## Excerpted passage:
************

Thursday, June 1, 2017

FIBA Versus the NBA

Many of us are used to the NBA as default basketball. But FIBA has spawned many talented players and many believe education in basketball fundamentals are superior elsewhere. Here's to sharing some well-known and lesser-known info. 

Non-American born players have greatly impacted the NBA. NBA MVPs born outside CONUS included Tim Duncan (2), Hakeem Olajuwon, Steve Nash (2), and Dirk Nowitzki.

The US has dominated FIBA/Euroleague teams through the years, but to a lesser degree away from the US. 


From Wikipedia

What are the differences between the NBA and FIBA

1) Game length, 48 minutes versus 40 minutes 

2) Court dimensions.

************

## Requests:
a - In one to three sentences, explain how the FIBA versus NBA post supports its claim that non-American-born players have greatly impacted the NBA.
b - Write the next part of the FIBA versus NBA post, picking up after "2) Court dimensions."
The entries have nothing to do with the FIBA versus NBA post.

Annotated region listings
************

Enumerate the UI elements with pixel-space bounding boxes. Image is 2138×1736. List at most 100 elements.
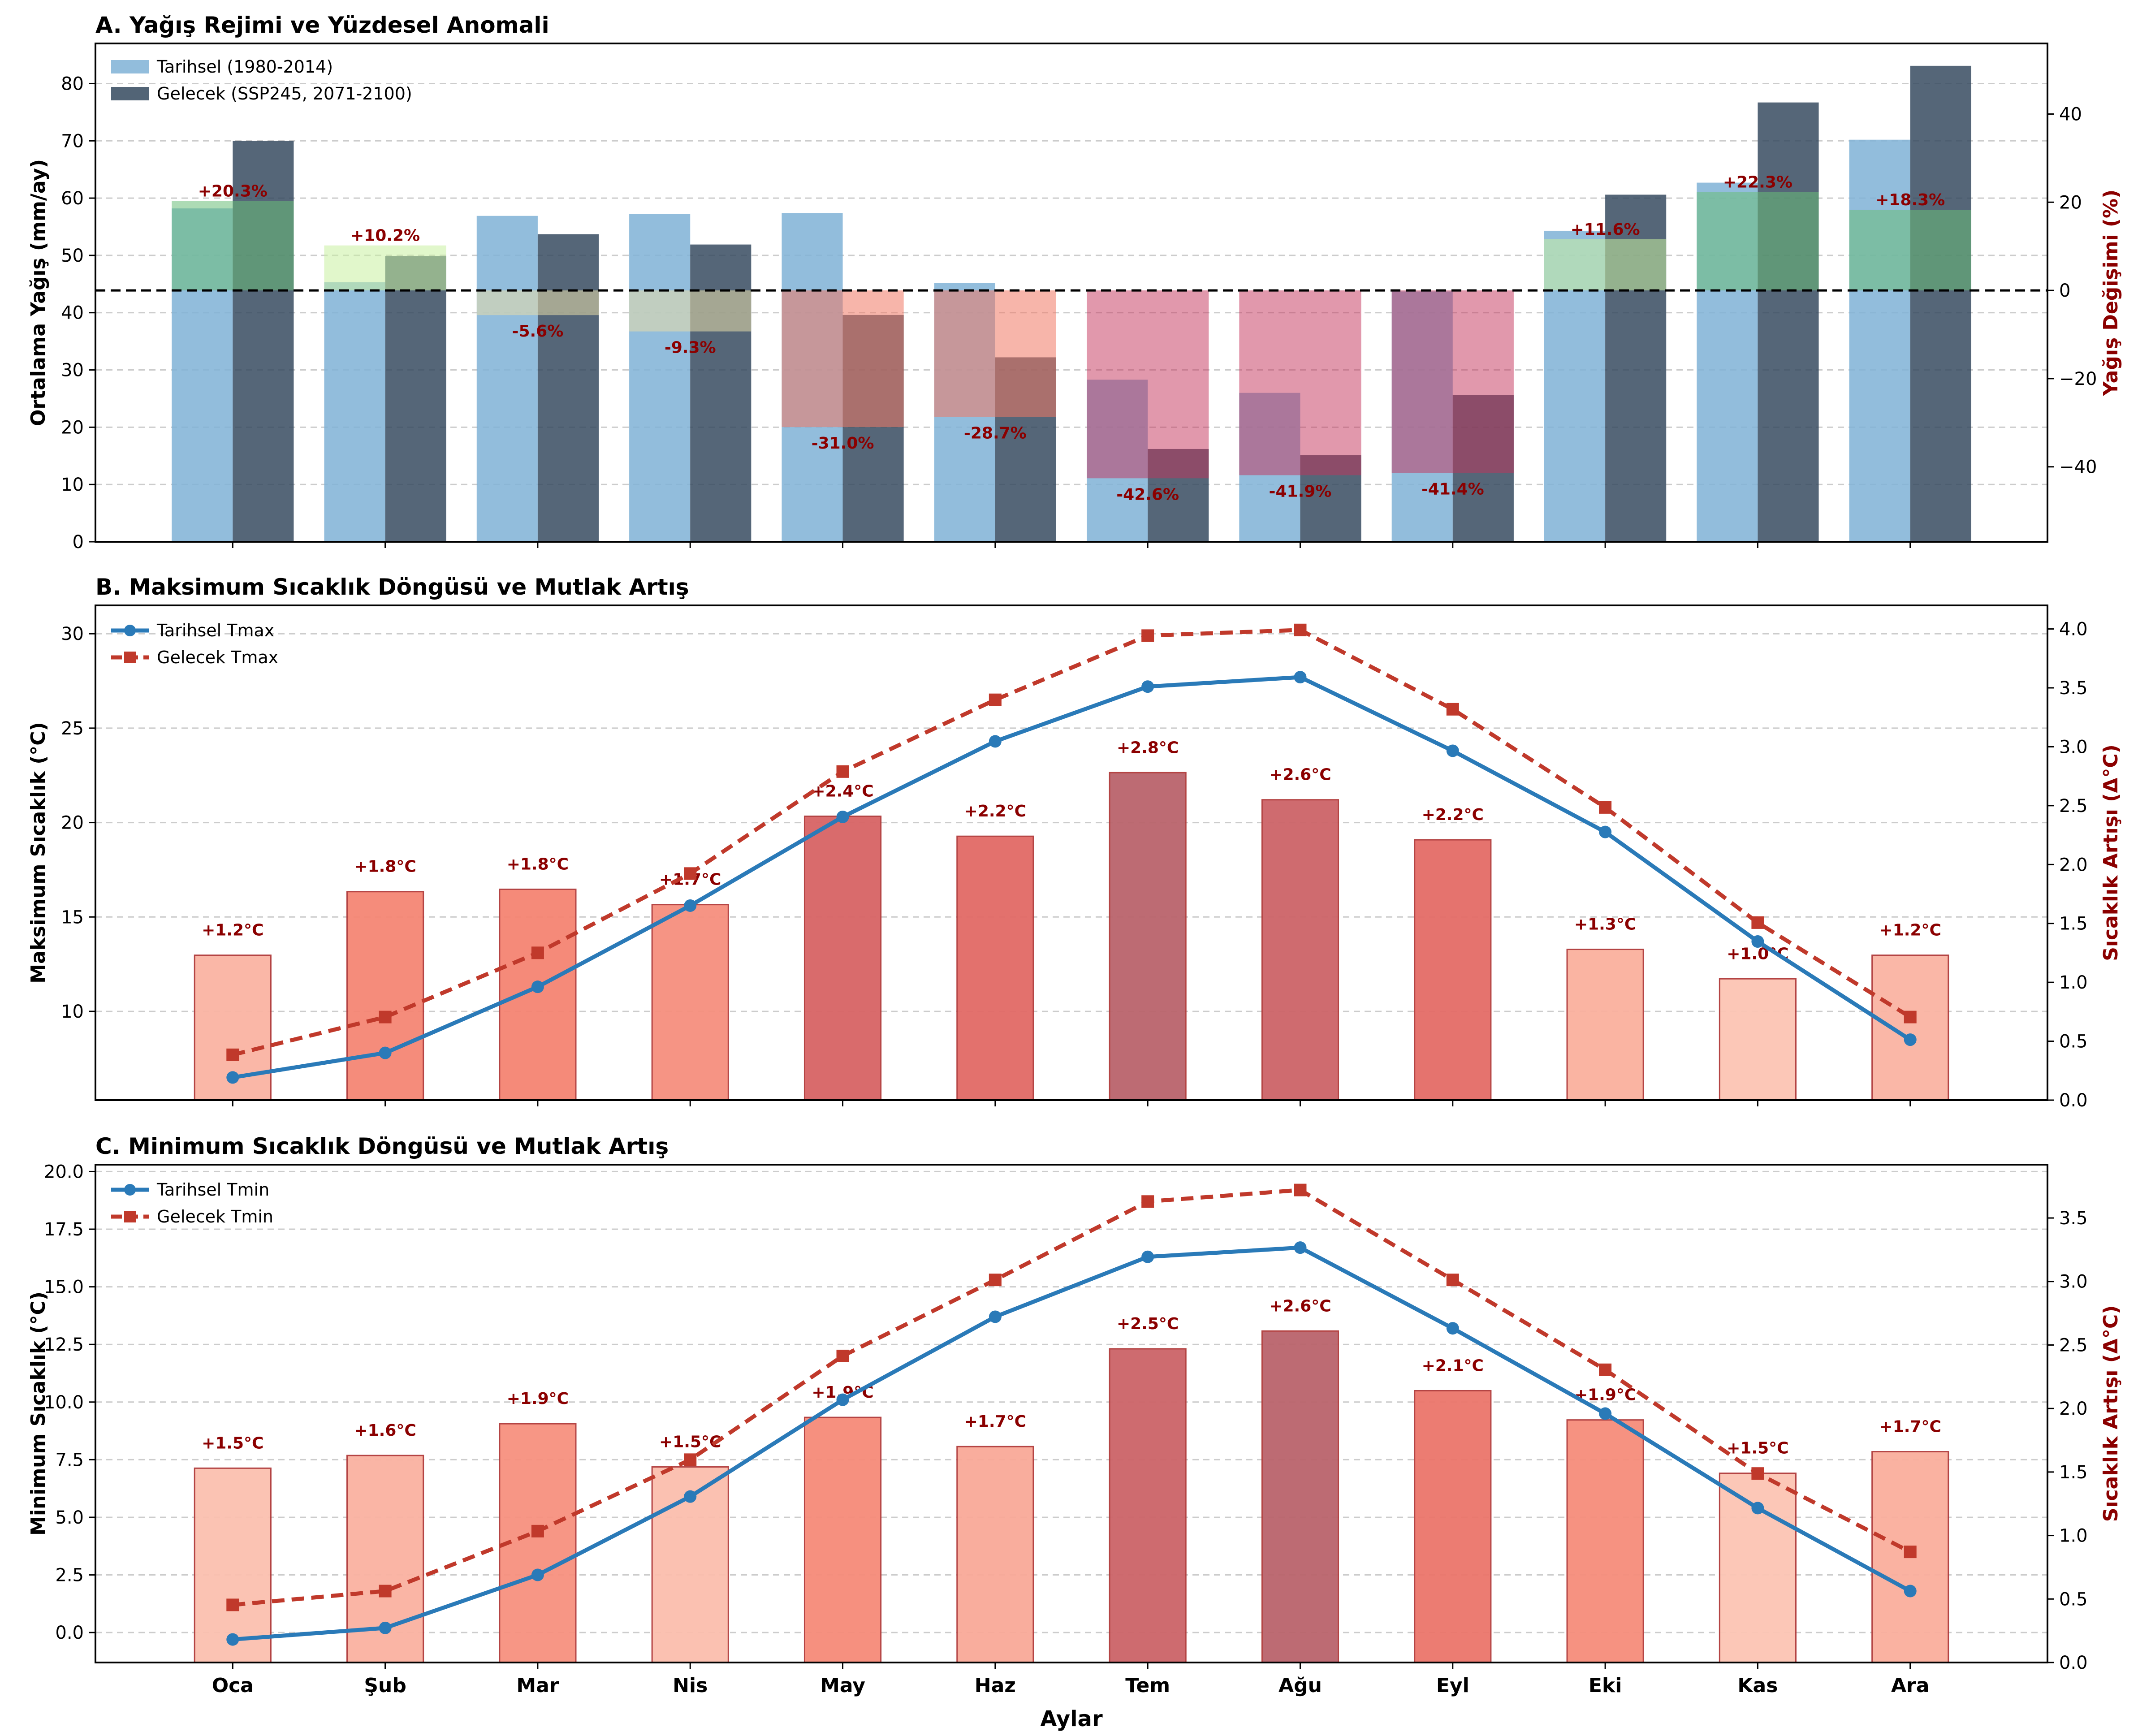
legend: Tarihsel (1980-2014) Gelecek (SSP245, 207…	[111, 57, 412, 104]
legend-label: Tarihsel Tmax	[156, 621, 274, 640]
y-tick-label: 0	[73, 532, 84, 553]
y-right-tick-label: 2.5	[2059, 796, 2088, 816]
future-point	[684, 1453, 697, 1466]
y-right-tick-label: 3.0	[2059, 1272, 2088, 1292]
delta-bar	[1261, 799, 1339, 1101]
future-point	[1141, 1195, 1154, 1208]
historical-line	[232, 675, 1912, 1080]
change-pct-label: -41.4%	[1421, 480, 1484, 498]
historical-point	[379, 1621, 392, 1634]
future-point	[1294, 623, 1307, 636]
future-precip-bar	[385, 256, 446, 542]
y-right-tick-label: 1.5	[2059, 1462, 2088, 1483]
delta-label: +1.5°C	[202, 1434, 263, 1452]
change-pct-bar	[1849, 209, 1971, 291]
delta-label: +1.7°C	[964, 1412, 1026, 1431]
legend-marker	[124, 625, 136, 636]
historical-point	[836, 810, 849, 823]
future-point	[226, 1048, 239, 1061]
change-pct-label: +18.3%	[1875, 191, 1945, 209]
x-tick-label: Tem	[1125, 1674, 1170, 1697]
future-point	[1446, 703, 1459, 716]
future-point	[989, 693, 1002, 706]
historical-point	[531, 980, 544, 993]
historical-point	[226, 1633, 239, 1646]
y-tick-label: 50	[61, 246, 84, 266]
delta-label: +1.2°C	[1879, 921, 1941, 940]
delta-label: +1.9°C	[507, 1390, 569, 1408]
future-point	[1904, 1011, 1917, 1023]
delta-bar	[803, 1416, 882, 1663]
delta-bar	[651, 904, 729, 1101]
delta-label: +1.6°C	[354, 1421, 416, 1440]
y-tick-label: 20.0	[44, 1162, 84, 1182]
future-point	[531, 946, 544, 959]
y-right-tick-label: 1.0	[2059, 1526, 2088, 1546]
delta-bar	[499, 1423, 577, 1663]
change-pct-label: -31.0%	[812, 434, 874, 453]
delta-label: +2.5°C	[1117, 1315, 1179, 1333]
panel-1: +1.2°C+1.8°C+1.8°C+1.7°C+2.4°C+2.2°C+2.8…	[27, 574, 2122, 1111]
future-point	[1599, 1363, 1612, 1376]
y-right-axis-label: Yağış Değişimi (%)	[2099, 190, 2122, 396]
future-precip-bar	[1910, 65, 1971, 542]
change-pct-label: +22.3%	[1723, 173, 1792, 192]
plot-frame	[95, 1164, 2048, 1663]
historical-precip-bar	[476, 216, 538, 542]
delta-bar	[1414, 839, 1492, 1101]
future-precip-bar	[537, 234, 599, 542]
x-tick-label: Kas	[1737, 1674, 1778, 1697]
future-point	[1599, 801, 1612, 814]
historical-point	[684, 1490, 697, 1503]
y-tick-label: 0.0	[55, 1623, 84, 1643]
future-point	[1141, 629, 1154, 642]
delta-label: +1.8°C	[507, 855, 569, 873]
legend-marker	[124, 1184, 136, 1196]
x-tick-label: Haz	[975, 1674, 1016, 1697]
y-tick-label: 40	[61, 303, 84, 324]
historical-precip-bar	[1849, 139, 1910, 542]
historical-point	[836, 1393, 849, 1406]
delta-bar	[1566, 949, 1644, 1101]
panel-title: C. Minimum Sıcaklık Döngüsü ve Mutlak Ar…	[95, 1133, 669, 1159]
y-tick-label: 15.0	[44, 1277, 84, 1298]
future-point	[1751, 916, 1764, 929]
delta-bar	[1414, 1390, 1492, 1663]
historical-point	[1904, 1585, 1917, 1598]
y-tick-label: 10	[61, 475, 84, 495]
change-pct-bar	[1544, 239, 1667, 291]
historical-point	[226, 1071, 239, 1084]
future-point	[836, 1349, 849, 1362]
legend: Tarihsel Tmin Gelecek Tmin	[111, 1180, 273, 1226]
future-point	[1294, 1183, 1307, 1196]
x-tick-label: Şub	[364, 1674, 406, 1697]
legend-swatch	[111, 60, 149, 73]
y-tick-label: 70	[61, 131, 84, 151]
y-tick-label: 2.5	[55, 1565, 84, 1586]
y-right-tick-label: 3.0	[2059, 737, 2088, 757]
future-precip-bar	[1758, 102, 1819, 542]
y-right-tick-label: 4.0	[2059, 619, 2088, 640]
change-pct-bar	[782, 290, 904, 428]
x-tick-label: Ara	[1891, 1674, 1929, 1697]
legend-marker	[124, 652, 136, 663]
future-point	[379, 1585, 392, 1598]
future-point	[989, 1274, 1002, 1287]
y-right-tick-label: 1.5	[2059, 914, 2088, 934]
y-tick-label: 20	[61, 813, 84, 833]
historical-point	[684, 899, 697, 912]
change-pct-label: -42.6%	[1116, 485, 1179, 504]
y-tick-label: 30	[61, 360, 84, 381]
delta-label: +2.2°C	[964, 802, 1026, 820]
y-tick-label: 12.5	[44, 1334, 84, 1355]
x-tick-label: Mar	[516, 1674, 559, 1697]
y-right-tick-label: 1.0	[2059, 972, 2088, 993]
delta-label: +1.8°C	[354, 858, 416, 876]
historical-point	[531, 1568, 544, 1581]
historical-point	[989, 1310, 1002, 1323]
change-pct-bar	[172, 201, 294, 291]
historical-point	[1904, 1033, 1917, 1046]
legend-marker	[124, 1211, 136, 1222]
delta-label: +1.5°C	[1727, 1439, 1788, 1458]
future-point	[531, 1524, 544, 1537]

************

## Responses:
a - The post supports the claim by listing NBA MVPs born outside CONUS: Tim Duncan (twice), Hakeem Olajuwon, Steve Nash (twice), and Dirk Nowitzki.

b -
    a) 94 by 50 feet versus 92 by 49 feet
    b) 22' versus 21'8" in the corners
    c) 23'9' versus 22'1.75" on the arc
3) Six versus five fouls per player for disqualification
4) Goaltending (ball on rim) versus touching after the ball hits the rim
5) Zone defense - NBA with defensive 3 seconds, FIBA with no restrictions
6) Timeouts, 6 full, 1 x 20-second timeout per half, versus FIBA 2 first half, 3 second half in FIBA, all called by the coach, all 60 seconds
7) Jump balls...NBA has jump balls and FIBA uses alternating possessions, like college
8) FIBA disallows T-shirts underneath game jerseys.

Strategy. 

1) During Olympic play, we saw foreign teams foul to stop fast breaks. 
2) Shorter games deemphasize depth. 
3) Many FIBA teams were built around the perimeter game. That has relevance both offensively and defensively (running players off the line). 
4) Refereeing is widely considered inconsistent. There is more emphasis on traveling and flopping is seldom rewarded. 

Offense.

We sometimes complain about the historical overabundance of ball screen and isolation offense in the NBA. Fair or not, I think of ball movement with FIBA. 

 


Serbia highlighted some slick passing against the US during the Olympics.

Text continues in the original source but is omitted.